Problem details |
Could you print all the entries exactly?

:: Data to use ::

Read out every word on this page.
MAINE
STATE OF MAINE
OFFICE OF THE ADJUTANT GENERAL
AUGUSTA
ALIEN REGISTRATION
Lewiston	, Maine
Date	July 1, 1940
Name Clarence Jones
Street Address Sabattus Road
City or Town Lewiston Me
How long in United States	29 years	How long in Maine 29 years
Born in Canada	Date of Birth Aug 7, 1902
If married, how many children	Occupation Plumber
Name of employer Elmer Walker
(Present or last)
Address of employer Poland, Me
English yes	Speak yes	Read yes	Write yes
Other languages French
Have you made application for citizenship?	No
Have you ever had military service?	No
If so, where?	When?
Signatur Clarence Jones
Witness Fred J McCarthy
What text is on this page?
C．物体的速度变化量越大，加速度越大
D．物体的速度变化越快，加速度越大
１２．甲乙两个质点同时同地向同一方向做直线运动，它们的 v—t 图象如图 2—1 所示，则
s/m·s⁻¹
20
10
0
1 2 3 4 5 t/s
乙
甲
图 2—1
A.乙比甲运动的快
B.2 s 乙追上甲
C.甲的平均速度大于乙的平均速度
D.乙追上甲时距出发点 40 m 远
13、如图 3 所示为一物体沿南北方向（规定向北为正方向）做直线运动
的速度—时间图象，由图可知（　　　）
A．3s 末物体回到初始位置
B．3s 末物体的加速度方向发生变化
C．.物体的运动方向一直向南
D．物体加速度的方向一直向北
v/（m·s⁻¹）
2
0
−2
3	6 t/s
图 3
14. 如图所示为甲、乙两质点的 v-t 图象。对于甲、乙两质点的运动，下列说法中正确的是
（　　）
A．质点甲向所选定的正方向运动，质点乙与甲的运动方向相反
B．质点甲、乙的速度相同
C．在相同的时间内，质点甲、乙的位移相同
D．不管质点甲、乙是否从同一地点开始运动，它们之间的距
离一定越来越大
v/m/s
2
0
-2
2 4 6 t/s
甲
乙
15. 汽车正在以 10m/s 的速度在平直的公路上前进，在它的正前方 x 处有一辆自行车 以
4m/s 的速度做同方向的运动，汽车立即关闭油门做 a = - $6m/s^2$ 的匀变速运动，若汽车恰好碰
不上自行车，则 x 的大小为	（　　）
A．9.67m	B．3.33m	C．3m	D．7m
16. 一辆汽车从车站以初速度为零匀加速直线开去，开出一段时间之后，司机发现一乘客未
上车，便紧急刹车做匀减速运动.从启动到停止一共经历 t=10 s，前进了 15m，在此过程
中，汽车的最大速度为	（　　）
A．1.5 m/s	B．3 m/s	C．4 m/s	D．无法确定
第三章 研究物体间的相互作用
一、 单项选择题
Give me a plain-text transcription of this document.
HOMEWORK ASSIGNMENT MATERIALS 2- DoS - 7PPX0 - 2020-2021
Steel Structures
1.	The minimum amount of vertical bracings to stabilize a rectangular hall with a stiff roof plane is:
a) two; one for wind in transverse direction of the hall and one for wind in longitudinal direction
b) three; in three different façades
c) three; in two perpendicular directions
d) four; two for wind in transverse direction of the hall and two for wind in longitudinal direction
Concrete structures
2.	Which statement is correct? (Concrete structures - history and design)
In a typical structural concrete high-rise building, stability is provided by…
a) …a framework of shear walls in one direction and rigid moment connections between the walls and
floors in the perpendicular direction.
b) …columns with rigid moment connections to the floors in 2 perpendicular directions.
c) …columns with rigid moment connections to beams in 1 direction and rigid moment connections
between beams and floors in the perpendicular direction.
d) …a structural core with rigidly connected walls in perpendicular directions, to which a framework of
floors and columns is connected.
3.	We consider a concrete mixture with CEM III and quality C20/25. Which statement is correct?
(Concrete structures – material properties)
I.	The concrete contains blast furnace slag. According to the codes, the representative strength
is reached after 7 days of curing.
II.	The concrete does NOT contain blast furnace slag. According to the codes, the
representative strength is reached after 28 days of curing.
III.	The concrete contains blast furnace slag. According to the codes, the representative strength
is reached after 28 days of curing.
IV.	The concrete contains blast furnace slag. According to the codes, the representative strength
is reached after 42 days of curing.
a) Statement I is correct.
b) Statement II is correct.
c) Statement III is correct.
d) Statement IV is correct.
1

:::

Written reply |
Read out every word on this page.
MAINE
STATE OF MAINE
OFFICE OF THE ADJUTANT GENERAL
AUGUSTA
ALIEN REGISTRATION
Lewiston	, Maine
Date	July 1, 1940
Name Clarence Jones
Street Address Sabattus Road
City or Town Lewiston Me
How long in United States	29 years	How long in Maine 29 years
Born in Canada	Date of Birth Aug 7, 1902
If married, how many children	Occupation Plumber
Name of employer Elmer Walker
(Present or last)
Address of employer Poland, Me
English yes	Speak yes	Read yes	Write yes
Other languages French
Have you made application for citizenship?	No
Have you ever had military service?	No
If so, where?	When?
Signatur Clarence Jones
Witness Fred J McCarthy
What text is on this page?
C．物体的速度变化量越大，加速度越大
D．物体的速度变化越快，加速度越大
１２．甲乙两个质点同时同地向同一方向做直线运动，它们的 v—t 图象如图 2—1 所示，则
s/m·s⁻¹
20
10
0
1 2 3 4 5 t/s
乙
甲
图 2—1
A.乙比甲运动的快
B.2 s 乙追上甲
C.甲的平均速度大于乙的平均速度
D.乙追上甲时距出发点 40 m 远
13、如图 3 所示为一物体沿南北方向（规定向北为正方向）做直线运动
的速度—时间图象，由图可知（　　　）
A．3s 末物体回到初始位置
B．3s 末物体的加速度方向发生变化
C．.物体的运动方向一直向南
D．物体加速度的方向一直向北
v/（m·s⁻¹）
2
0
−2
3	6 t/s
图 3
14. 如图所示为甲、乙两质点的 v-t 图象。对于甲、乙两质点的运动，下列说法中正确的是
（　　）
A．质点甲向所选定的正方向运动，质点乙与甲的运动方向相反
B．质点甲、乙的速度相同
C．在相同的时间内，质点甲、乙的位移相同
D．不管质点甲、乙是否从同一地点开始运动，它们之间的距
离一定越来越大
v/m/s
2
0
-2
2 4 6 t/s
甲
乙
15. 汽车正在以 10m/s 的速度在平直的公路上前进，在它的正前方 x 处有一辆自行车 以
4m/s 的速度做同方向的运动，汽车立即关闭油门做 a = - $6m/s^2$ 的匀变速运动，若汽车恰好碰
不上自行车，则 x 的大小为	（　　）
A．9.67m	B．3.33m	C．3m	D．7m
16. 一辆汽车从车站以初速度为零匀加速直线开去，开出一段时间之后，司机发现一乘客未
上车，便紧急刹车做匀减速运动.从启动到停止一共经历 t=10 s，前进了 15m，在此过程
中，汽车的最大速度为	（　　）
A．1.5 m/s	B．3 m/s	C．4 m/s	D．无法确定
第三章 研究物体间的相互作用
一、 单项选择题
Give me a plain-text transcription of this document.
HOMEWORK ASSIGNMENT MATERIALS 2- DoS - 7PPX0 - 2020-2021
Steel Structures
1.	The minimum amount of vertical bracings to stabilize a rectangular hall with a stiff roof plane is:
a) two; one for wind in transverse direction of the hall and one for wind in longitudinal direction
b) three; in three different façades
c) three; in two perpendicular directions
d) four; two for wind in transverse direction of the hall and two for wind in longitudinal direction
Concrete structures
2.	Which statement is correct? (Concrete structures - history and design)
In a typical structural concrete high-rise building, stability is provided by…
a) …a framework of shear walls in one direction and rigid moment connections between the walls and
floors in the perpendicular direction.
b) …columns with rigid moment connections to the floors in 2 perpendicular directions.
c) …columns with rigid moment connections to beams in 1 direction and rigid moment connections
between beams and floors in the perpendicular direction.
d) …a structural core with rigidly connected walls in perpendicular directions, to which a framework of
floors and columns is connected.
3.	We consider a concrete mixture with CEM III and quality C20/25. Which statement is correct?
(Concrete structures – material properties)
I.	The concrete contains blast furnace slag. According to the codes, the representative strength
is reached after 7 days of curing.
II.	The concrete does NOT contain blast furnace slag. According to the codes, the
representative strength is reached after 28 days of curing.
III.	The concrete contains blast furnace slag. According to the codes, the representative strength
is reached after 28 days of curing.
IV.	The concrete contains blast furnace slag. According to the codes, the representative strength
is reached after 42 days of curing.
a) Statement I is correct.
b) Statement II is correct.
c) Statement III is correct.
d) Statement IV is correct.
1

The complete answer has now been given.